* Aim:
Transcribe the records that follow exactly. Skip the pictures.

* Data section:
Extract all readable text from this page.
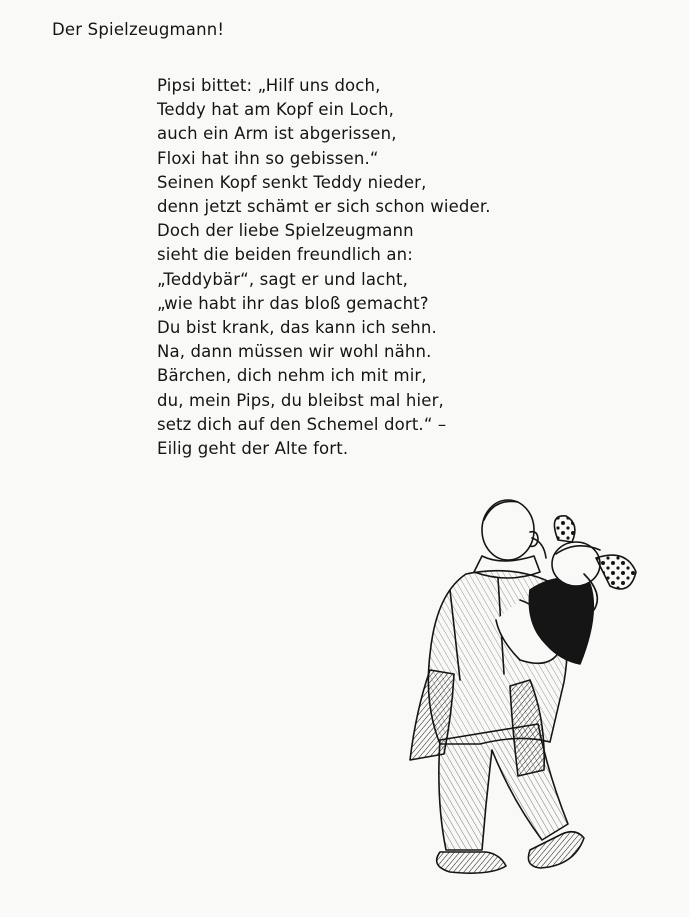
Der Spielzeugmann!
Pipsi bittet: „Hilf uns doch,
Teddy hat am Kopf ein Loch,
auch ein Arm ist abgerissen,
Floxi hat ihn so gebissen.“
Seinen Kopf senkt Teddy nieder,
denn jetzt schämt er sich schon wieder.
Doch der liebe Spielzeugmann
sieht die beiden freundlich an:
„Teddybär“, sagt er und lacht,
„wie habt ihr das bloß gemacht?
Du bist krank, das kann ich sehn.
Na, dann müssen wir wohl nähn.
Bärchen, dich nehm ich mit mir,
du, mein Pips, du bleibst mal hier,
setz dich auf den Schemel dort.“ –
Eilig geht der Alte fort.
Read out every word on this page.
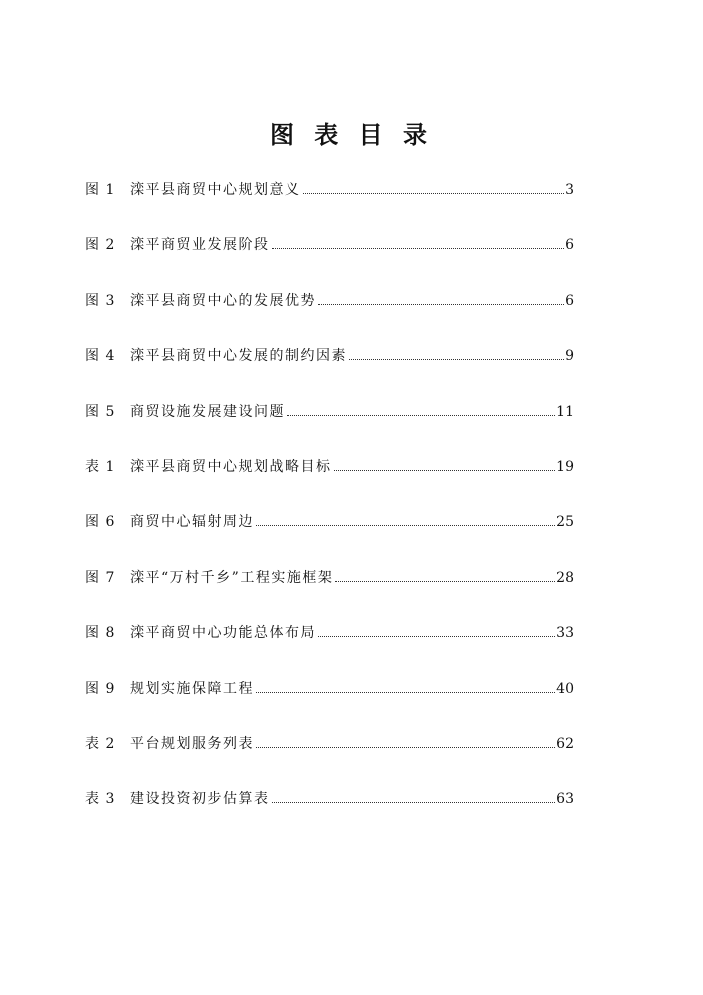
图 表 目 录
图 1	滦平县商贸中心规划意义	3
图 2	滦平商贸业发展阶段	6
图 3	滦平县商贸中心的发展优势	6
图 4	滦平县商贸中心发展的制约因素	9
图 5	商贸设施发展建设问题	11
表 1	滦平县商贸中心规划战略目标	19
图 6	商贸中心辐射周边	25
图 7	滦平“万村千乡”工程实施框架	28
图 8	滦平商贸中心功能总体布局	33
图 9	规划实施保障工程	40
表 2	平台规划服务列表	62
表 3	建设投资初步估算表	63
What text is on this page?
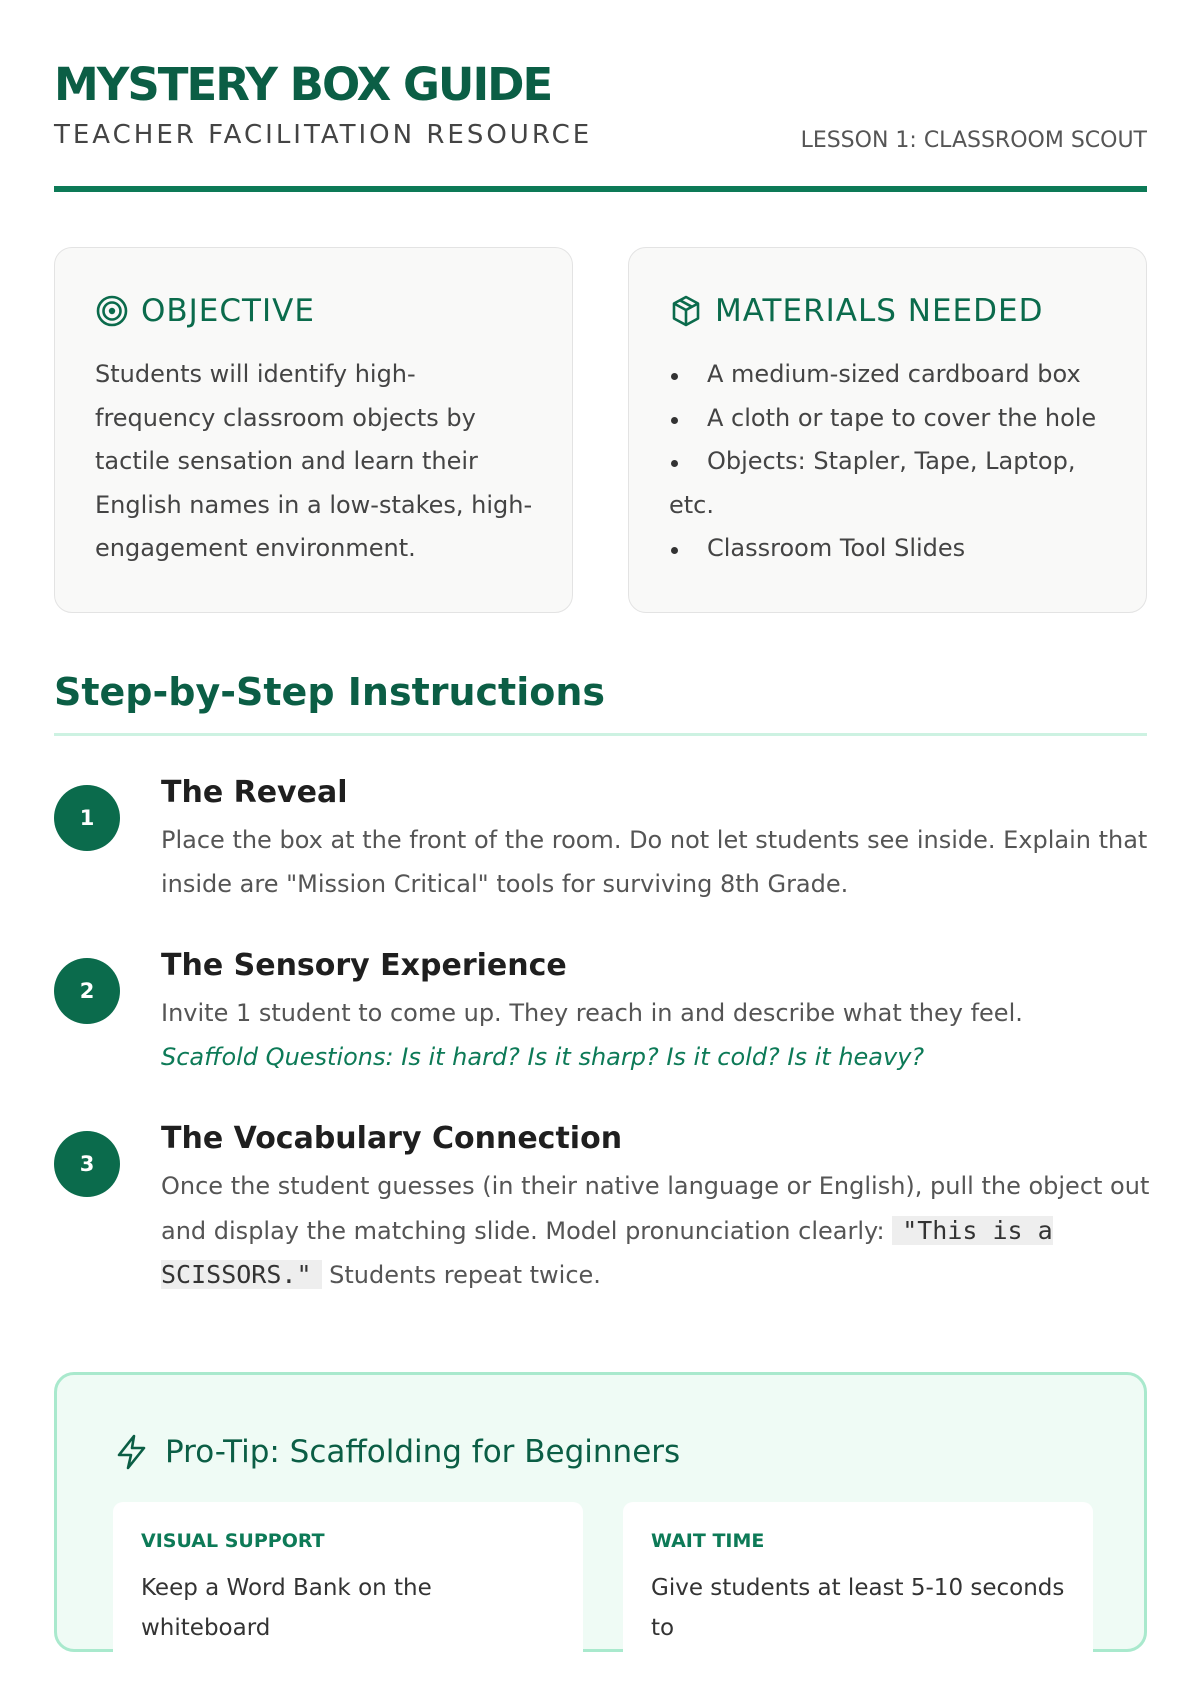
MYSTERY BOX GUIDE
TEACHER FACILITATION RESOURCE	LESSON 1: CLASSROOM SCOUT
OBJECTIVE

Students will identify high-frequency classroom objects by tactile sensation and learn their English names in a low-stakes, high-engagement environment.

MATERIALS NEEDED
A medium-sized cardboard box
A cloth or tape to cover the hole
Objects: Stapler, Tape, Laptop,
etc.
Classroom Tool Slides
Step-by-Step Instructions
1
The Reveal

Place the box at the front of the room. Do not let students see inside. Explain that inside are "Mission Critical" tools for surviving 8th Grade.

2
The Sensory Experience
Invite 1 student to come up. They reach in and describe what they feel.
Scaffold Questions: Is it hard? Is it sharp? Is it cold? Is it heavy?
3
The Vocabulary Connection

Once the student guesses (in their native language or English), pull the object out and display the matching slide. Model pronunciation clearly: "This is a SCISSORS." Students repeat twice.

Pro-Tip: Scaffolding for Beginners
VISUAL SUPPORT
Keep a Word Bank on the whiteboard
WAIT TIME
Give students at least 5-10 seconds to
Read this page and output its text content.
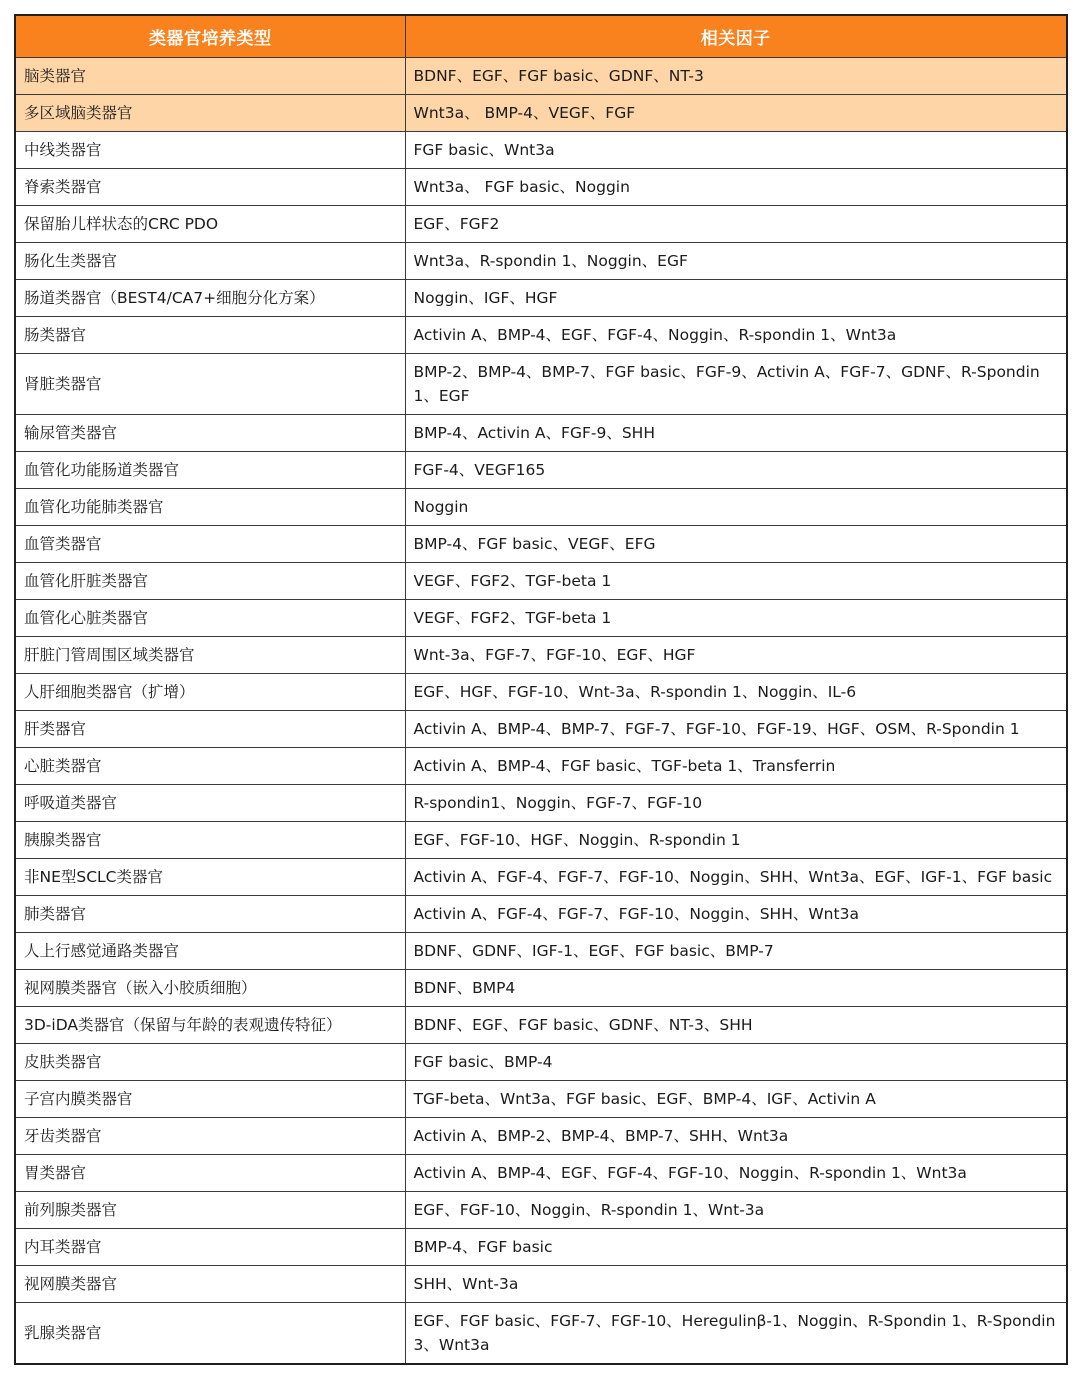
类器官培养类型	相关因子
脑类器官	BDNF、EGF、FGF basic、GDNF、NT-3
多区域脑类器官	Wnt3a、 BMP-4、VEGF、FGF
中线类器官	FGF basic、Wnt3a
脊索类器官	Wnt3a、 FGF basic、Noggin
保留胎儿样状态的CRC PDO	EGF、FGF2
肠化生类器官	Wnt3a、R-spondin 1、Noggin、EGF
肠道类器官（BEST4/CA7+细胞分化方案）	Noggin、IGF、HGF
肠类器官	Activin A、BMP-4、EGF、FGF-4、Noggin、R-spondin 1、Wnt3a
肾脏类器官	BMP-2、BMP-4、BMP-7、FGF basic、FGF-9、Activin A、FGF-7、GDNF、R-Spondin 1、EGF
输尿管类器官	BMP-4、Activin A、FGF-9、SHH
血管化功能肠道类器官	FGF-4、VEGF165
血管化功能肺类器官	Noggin
血管类器官	BMP-4、FGF basic、VEGF、EFG
血管化肝脏类器官	VEGF、FGF2、TGF-beta 1
血管化心脏类器官	VEGF、FGF2、TGF-beta 1
肝脏门管周围区域类器官	Wnt-3a、FGF-7、FGF-10、EGF、HGF
人肝细胞类器官（扩增）	EGF、HGF、FGF-10、Wnt-3a、R-spondin 1、Noggin、IL-6
肝类器官	Activin A、BMP-4、BMP-7、FGF-7、FGF-10、FGF-19、HGF、OSM、R-Spondin 1
心脏类器官	Activin A、BMP-4、FGF basic、TGF-beta 1、Transferrin
呼吸道类器官	R-spondin1、Noggin、FGF-7、FGF-10
胰腺类器官	EGF、FGF-10、HGF、Noggin、R-spondin 1
非NE型SCLC类器官	Activin A、FGF-4、FGF-7、FGF-10、Noggin、SHH、Wnt3a、EGF、IGF-1、FGF basic
肺类器官	Activin A、FGF-4、FGF-7、FGF-10、Noggin、SHH、Wnt3a
人上行感觉通路类器官	BDNF、GDNF、IGF-1、EGF、FGF basic、BMP-7
视网膜类器官（嵌入小胶质细胞）	BDNF、BMP4
3D-iDA类器官（保留与年龄的表观遗传特征）	BDNF、EGF、FGF basic、GDNF、NT-3、SHH
皮肤类器官	FGF basic、BMP-4
子宫内膜类器官	TGF-beta、Wnt3a、FGF basic、EGF、BMP-4、IGF、Activin A
牙齿类器官	Activin A、BMP-2、BMP-4、BMP-7、SHH、Wnt3a
胃类器官	Activin A、BMP-4、EGF、FGF-4、FGF-10、Noggin、R-spondin 1、Wnt3a
前列腺类器官	EGF、FGF-10、Noggin、R-spondin 1、Wnt-3a
内耳类器官	BMP-4、FGF basic
视网膜类器官	SHH、Wnt-3a
乳腺类器官	EGF、FGF basic、FGF-7、FGF-10、Heregulinβ-1、Noggin、R-Spondin 1、R-Spondin 3、Wnt3a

* Finished exercise:
Extract all readable text from this page.
Der Spielzeugmann!
Pipsi bittet: „Hilf uns doch,
Teddy hat am Kopf ein Loch,
auch ein Arm ist abgerissen,
Floxi hat ihn so gebissen.“
Seinen Kopf senkt Teddy nieder,
denn jetzt schämt er sich schon wieder.
Doch der liebe Spielzeugmann
sieht die beiden freundlich an:
„Teddybär“, sagt er und lacht,
„wie habt ihr das bloß gemacht?
Du bist krank, das kann ich sehn.
Na, dann müssen wir wohl nähn.
Bärchen, dich nehm ich mit mir,
du, mein Pips, du bleibst mal hier,
setz dich auf den Schemel dort.“ –
Eilig geht der Alte fort.
Read out every word on this page.
图 表 目 录
图 1	滦平县商贸中心规划意义	3
图 2	滦平商贸业发展阶段	6
图 3	滦平县商贸中心的发展优势	6
图 4	滦平县商贸中心发展的制约因素	9
图 5	商贸设施发展建设问题	11
表 1	滦平县商贸中心规划战略目标	19
图 6	商贸中心辐射周边	25
图 7	滦平“万村千乡”工程实施框架	28
图 8	滦平商贸中心功能总体布局	33
图 9	规划实施保障工程	40
表 2	平台规划服务列表	62
表 3	建设投资初步估算表	63
What text is on this page?
MYSTERY BOX GUIDE
TEACHER FACILITATION RESOURCE	LESSON 1: CLASSROOM SCOUT
OBJECTIVE

Students will identify high-frequency classroom objects by tactile sensation and learn their English names in a low-stakes, high-engagement environment.

MATERIALS NEEDED
A medium-sized cardboard box
A cloth or tape to cover the hole
Objects: Stapler, Tape, Laptop,
etc.
Classroom Tool Slides
Step-by-Step Instructions
1
The Reveal

Place the box at the front of the room. Do not let students see inside. Explain that inside are "Mission Critical" tools for surviving 8th Grade.

2
The Sensory Experience
Invite 1 student to come up. They reach in and describe what they feel.
Scaffold Questions: Is it hard? Is it sharp? Is it cold? Is it heavy?
3
The Vocabulary Connection

Once the student guesses (in their native language or English), pull the object out and display the matching slide. Model pronunciation clearly: "This is a SCISSORS." Students repeat twice.

Pro-Tip: Scaffolding for Beginners
VISUAL SUPPORT
Keep a Word Bank on the whiteboard
WAIT TIME
Give students at least 5-10 seconds to
Read this page and output its text content.
类器官培养类型	相关因子
脑类器官	BDNF、EGF、FGF basic、GDNF、NT-3
多区域脑类器官	Wnt3a、 BMP-4、VEGF、FGF
中线类器官	FGF basic、Wnt3a
脊索类器官	Wnt3a、 FGF basic、Noggin
保留胎儿样状态的CRC PDO	EGF、FGF2
肠化生类器官	Wnt3a、R-spondin 1、Noggin、EGF
肠道类器官（BEST4/CA7+细胞分化方案）	Noggin、IGF、HGF
肠类器官	Activin A、BMP-4、EGF、FGF-4、Noggin、R-spondin 1、Wnt3a
肾脏类器官	BMP-2、BMP-4、BMP-7、FGF basic、FGF-9、Activin A、FGF-7、GDNF、R-Spondin 1、EGF
输尿管类器官	BMP-4、Activin A、FGF-9、SHH
血管化功能肠道类器官	FGF-4、VEGF165
血管化功能肺类器官	Noggin
血管类器官	BMP-4、FGF basic、VEGF、EFG
血管化肝脏类器官	VEGF、FGF2、TGF-beta 1
血管化心脏类器官	VEGF、FGF2、TGF-beta 1
肝脏门管周围区域类器官	Wnt-3a、FGF-7、FGF-10、EGF、HGF
人肝细胞类器官（扩增）	EGF、HGF、FGF-10、Wnt-3a、R-spondin 1、Noggin、IL-6
肝类器官	Activin A、BMP-4、BMP-7、FGF-7、FGF-10、FGF-19、HGF、OSM、R-Spondin 1
心脏类器官	Activin A、BMP-4、FGF basic、TGF-beta 1、Transferrin
呼吸道类器官	R-spondin1、Noggin、FGF-7、FGF-10
胰腺类器官	EGF、FGF-10、HGF、Noggin、R-spondin 1
非NE型SCLC类器官	Activin A、FGF-4、FGF-7、FGF-10、Noggin、SHH、Wnt3a、EGF、IGF-1、FGF basic
肺类器官	Activin A、FGF-4、FGF-7、FGF-10、Noggin、SHH、Wnt3a
人上行感觉通路类器官	BDNF、GDNF、IGF-1、EGF、FGF basic、BMP-7
视网膜类器官（嵌入小胶质细胞）	BDNF、BMP4
3D-iDA类器官（保留与年龄的表观遗传特征）	BDNF、EGF、FGF basic、GDNF、NT-3、SHH
皮肤类器官	FGF basic、BMP-4
子宫内膜类器官	TGF-beta、Wnt3a、FGF basic、EGF、BMP-4、IGF、Activin A
牙齿类器官	Activin A、BMP-2、BMP-4、BMP-7、SHH、Wnt3a
胃类器官	Activin A、BMP-4、EGF、FGF-4、FGF-10、Noggin、R-spondin 1、Wnt3a
前列腺类器官	EGF、FGF-10、Noggin、R-spondin 1、Wnt-3a
内耳类器官	BMP-4、FGF basic
视网膜类器官	SHH、Wnt-3a
乳腺类器官	EGF、FGF basic、FGF-7、FGF-10、Heregulinβ-1、Noggin、R-Spondin 1、R-Spondin 3、Wnt3a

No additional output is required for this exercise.